## Problem
Reproduce each line bearing the word "Nipper".

## Supplied material
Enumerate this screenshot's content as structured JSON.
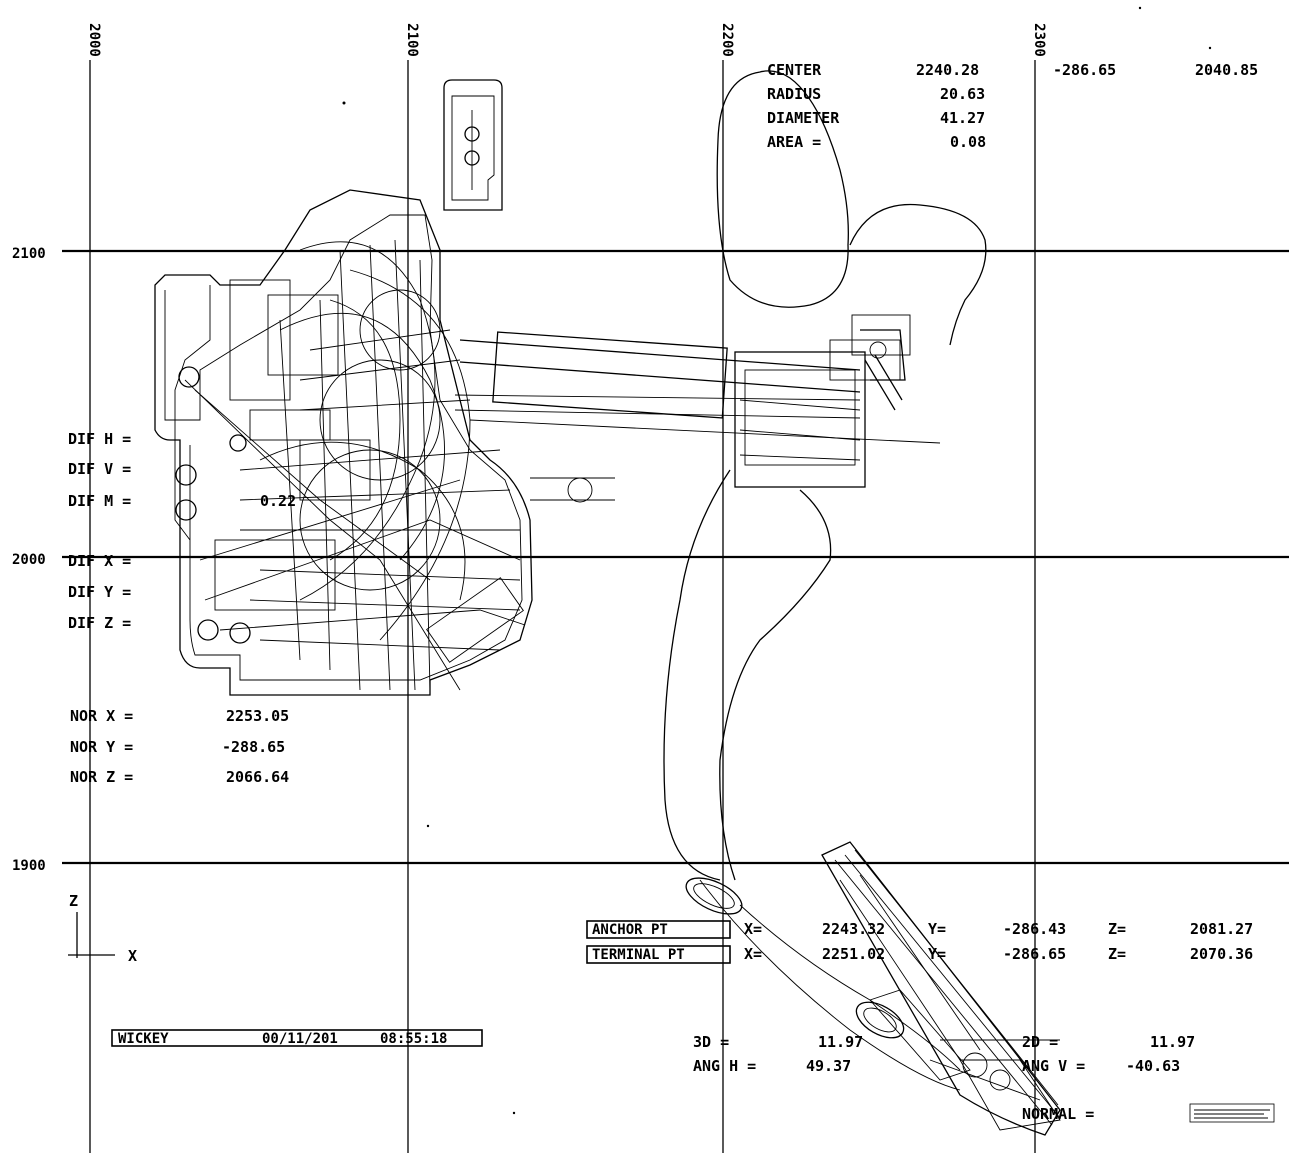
{
  "axes": {
    "x_ticks": [
      "2000",
      "2100",
      "2200",
      "2300"
    ],
    "y_ticks": [
      "2100",
      "2000",
      "1900"
    ],
    "triad": {
      "z": "Z",
      "x": "X"
    }
  },
  "circle_info": {
    "center_label": "CENTER",
    "center_x": "2240.28",
    "center_y": "-286.65",
    "center_z": "2040.85",
    "radius_label": "RADIUS",
    "radius": "20.63",
    "diameter_label": "DIAMETER",
    "diameter": "41.27",
    "area_label": "AREA =",
    "area": "0.08"
  },
  "dif": {
    "h_label": "DIF H =",
    "v_label": "DIF V =",
    "m_label": "DIF M =",
    "m_value": "0.22",
    "x_label": "DIF X =",
    "y_label": "DIF Y =",
    "z_label": "DIF Z ="
  },
  "normal": {
    "x_label": "NOR X =",
    "x_value": "2253.05",
    "y_label": "NOR Y =",
    "y_value": "-288.65",
    "z_label": "NOR Z =",
    "z_value": "2066.64"
  },
  "points": {
    "anchor_label": "ANCHOR PT",
    "anchor_x_label": "X=",
    "anchor_x": "2243.32",
    "anchor_y_label": "Y=",
    "anchor_y": "-286.43",
    "anchor_z_label": "Z=",
    "anchor_z": "2081.27",
    "terminal_label": "TERMINAL PT",
    "terminal_x_label": "X=",
    "terminal_x": "2251.02",
    "terminal_y_label": "Y=",
    "terminal_y": "-286.65",
    "terminal_z_label": "Z=",
    "terminal_z": "2070.36"
  },
  "measure": {
    "d3_label": "3D =",
    "d3_value": "11.97",
    "d2_label": "2D =",
    "d2_value": "11.97",
    "ang_h_label": "ANG H =",
    "ang_h_value": "49.37",
    "ang_v_label": "ANG V =",
    "ang_v_value": "-40.63",
    "normal_label": "NORMAL ="
  },
  "title_block": {
    "user": "WICKEY",
    "date": "00/11/201",
    "time": "08:55:18"
  }
}
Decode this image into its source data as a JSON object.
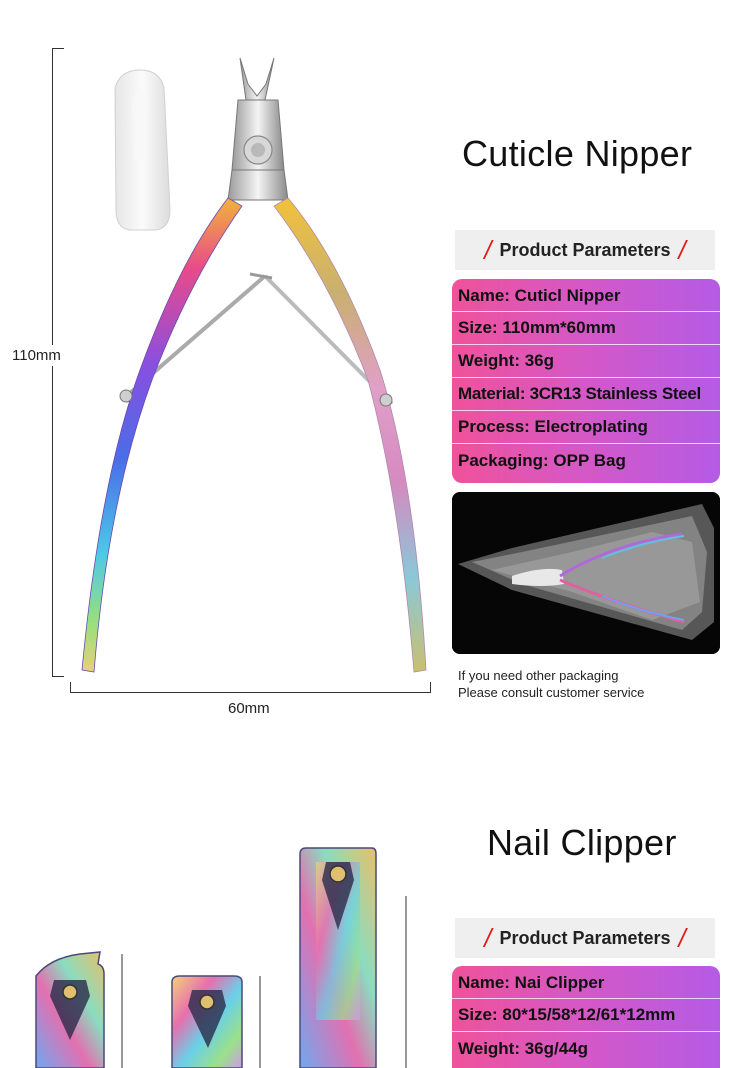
{
  "section1": {
    "title": "Cuticle Nipper",
    "params_header": "Product Parameters",
    "params": [
      "Name: Cuticl Nipper",
      "Size: 110mm*60mm",
      "Weight: 36g",
      "Material: 3CR13 Stainless Steel",
      "Process: Electroplating",
      "Packaging: OPP Bag"
    ],
    "height_label": "110mm",
    "width_label": "60mm",
    "note_line1": "If you need other packaging",
    "note_line2": "Please consult customer service"
  },
  "section2": {
    "title": "Nail Clipper",
    "params_header": "Product Parameters",
    "params": [
      "Name: Nai Clipper",
      "Size: 80*15/58*12/61*12mm",
      "Weight: 36g/44g"
    ]
  },
  "colors": {
    "card_gradient_start": "#f0529a",
    "card_gradient_end": "#b45be5",
    "slash_accent": "#e02020",
    "header_bg": "#efefef"
  }
}
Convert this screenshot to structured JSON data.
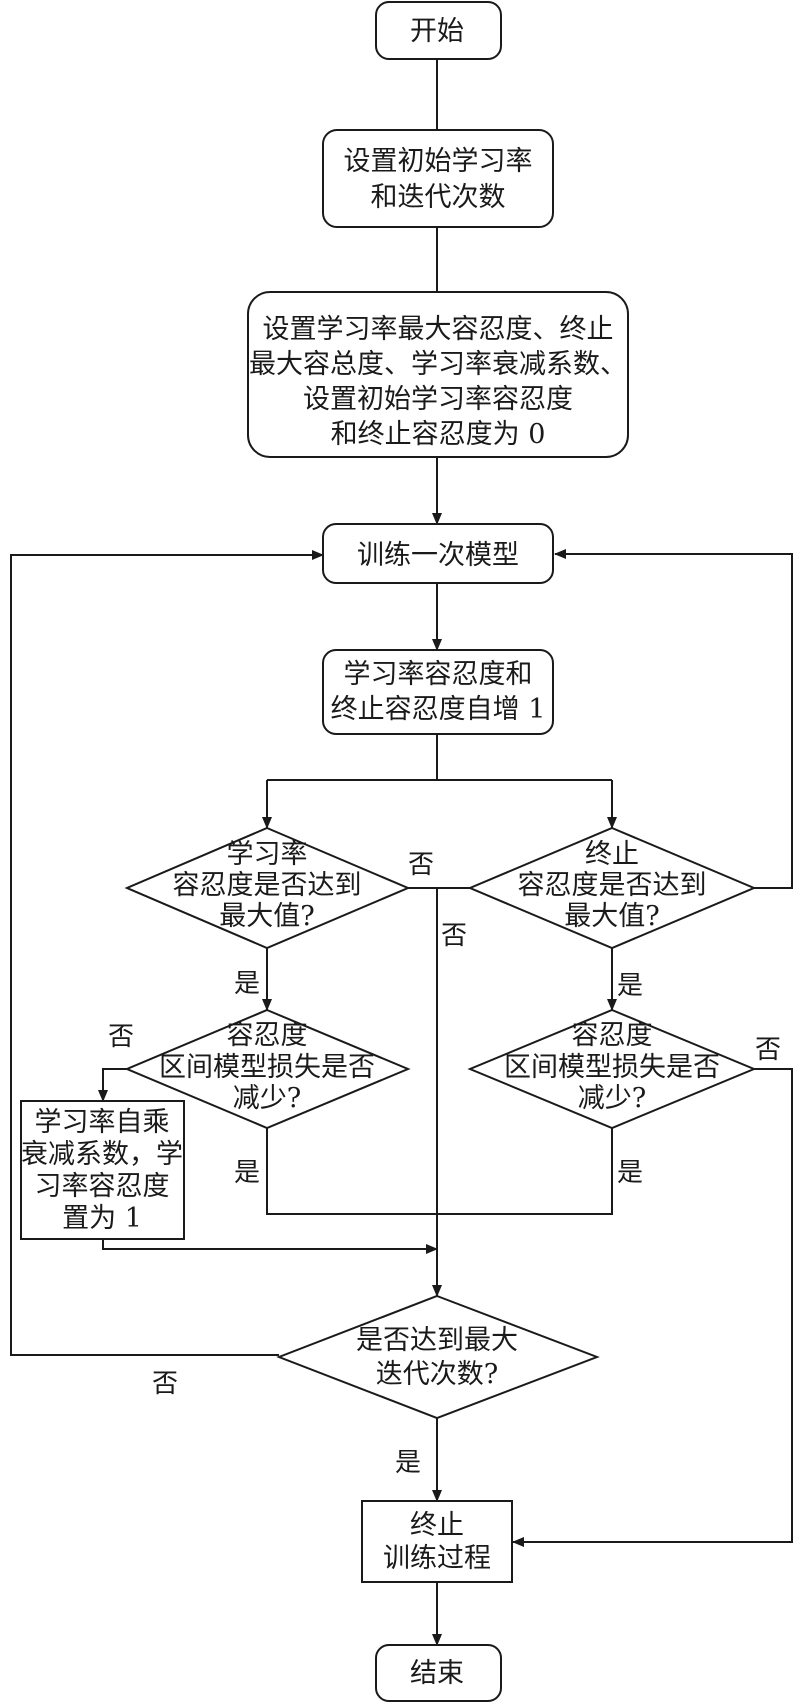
{
  "nodes": {
    "start": "开始",
    "init1": [
      "设置初始学习率",
      "和迭代次数"
    ],
    "init2": [
      "设置学习率最大容忍度、终止",
      "最大容总度、学习率衰减系数、",
      "设置初始学习率容忍度",
      "和终止容忍度为 0"
    ],
    "train": "训练一次模型",
    "incr": [
      "学习率容忍度和",
      "终止容忍度自增 1"
    ],
    "d_lr_max": [
      "学习率",
      "容忍度是否达到",
      "最大值?"
    ],
    "d_stop_max": [
      "终止",
      "容忍度是否达到",
      "最大值?"
    ],
    "d_lr_loss": [
      "容忍度",
      "区间模型损失是否",
      "减少?"
    ],
    "d_stop_loss": [
      "容忍度",
      "区间模型损失是否",
      "减少?"
    ],
    "decay": [
      "学习率自乘",
      "衰减系数，学",
      "习率容忍度",
      "置为 1"
    ],
    "d_iter": [
      "是否达到最大",
      "迭代次数?"
    ],
    "stop": [
      "终止",
      "训练过程"
    ],
    "end": "结束"
  },
  "edge_labels": {
    "yes": "是",
    "no": "否"
  }
}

## Finished task
    "title": "Cuticle Nipper",
      "Name: Cuticl Nipper",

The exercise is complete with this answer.